Data lines:
⁂

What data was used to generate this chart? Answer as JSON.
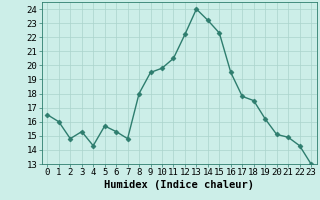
{
  "x": [
    0,
    1,
    2,
    3,
    4,
    5,
    6,
    7,
    8,
    9,
    10,
    11,
    12,
    13,
    14,
    15,
    16,
    17,
    18,
    19,
    20,
    21,
    22,
    23
  ],
  "y": [
    16.5,
    16.0,
    14.8,
    15.3,
    14.3,
    15.7,
    15.3,
    14.8,
    18.0,
    19.5,
    19.8,
    20.5,
    22.2,
    24.0,
    23.2,
    22.3,
    19.5,
    17.8,
    17.5,
    16.2,
    15.1,
    14.9,
    14.3,
    13.0
  ],
  "line_color": "#2e7d6e",
  "marker": "D",
  "marker_size": 2.5,
  "bg_color": "#cceee8",
  "grid_color": "#aad4cc",
  "xlabel": "Humidex (Indice chaleur)",
  "ylim": [
    13,
    24.5
  ],
  "yticks": [
    13,
    14,
    15,
    16,
    17,
    18,
    19,
    20,
    21,
    22,
    23,
    24
  ],
  "xtick_labels": [
    "0",
    "1",
    "2",
    "3",
    "4",
    "5",
    "6",
    "7",
    "8",
    "9",
    "10",
    "11",
    "12",
    "13",
    "14",
    "15",
    "16",
    "17",
    "18",
    "19",
    "20",
    "21",
    "22",
    "23"
  ],
  "xlabel_fontsize": 7.5,
  "tick_fontsize": 6.5,
  "line_width": 1.0
}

⁂

Your instructions: Quote the material in full and exactly; do not carry over its pictures.

Reply to the task:
What data was used to generate this chart? Answer as JSON.
{
  "x": [
    0,
    1,
    2,
    3,
    4,
    5,
    6,
    7,
    8,
    9,
    10,
    11,
    12,
    13,
    14,
    15,
    16,
    17,
    18,
    19,
    20,
    21,
    22,
    23
  ],
  "y": [
    16.5,
    16.0,
    14.8,
    15.3,
    14.3,
    15.7,
    15.3,
    14.8,
    18.0,
    19.5,
    19.8,
    20.5,
    22.2,
    24.0,
    23.2,
    22.3,
    19.5,
    17.8,
    17.5,
    16.2,
    15.1,
    14.9,
    14.3,
    13.0
  ],
  "line_color": "#2e7d6e",
  "marker": "D",
  "marker_size": 2.5,
  "bg_color": "#cceee8",
  "grid_color": "#aad4cc",
  "xlabel": "Humidex (Indice chaleur)",
  "ylim": [
    13,
    24.5
  ],
  "yticks": [
    13,
    14,
    15,
    16,
    17,
    18,
    19,
    20,
    21,
    22,
    23,
    24
  ],
  "xtick_labels": [
    "0",
    "1",
    "2",
    "3",
    "4",
    "5",
    "6",
    "7",
    "8",
    "9",
    "10",
    "11",
    "12",
    "13",
    "14",
    "15",
    "16",
    "17",
    "18",
    "19",
    "20",
    "21",
    "22",
    "23"
  ],
  "xlabel_fontsize": 7.5,
  "tick_fontsize": 6.5,
  "line_width": 1.0
}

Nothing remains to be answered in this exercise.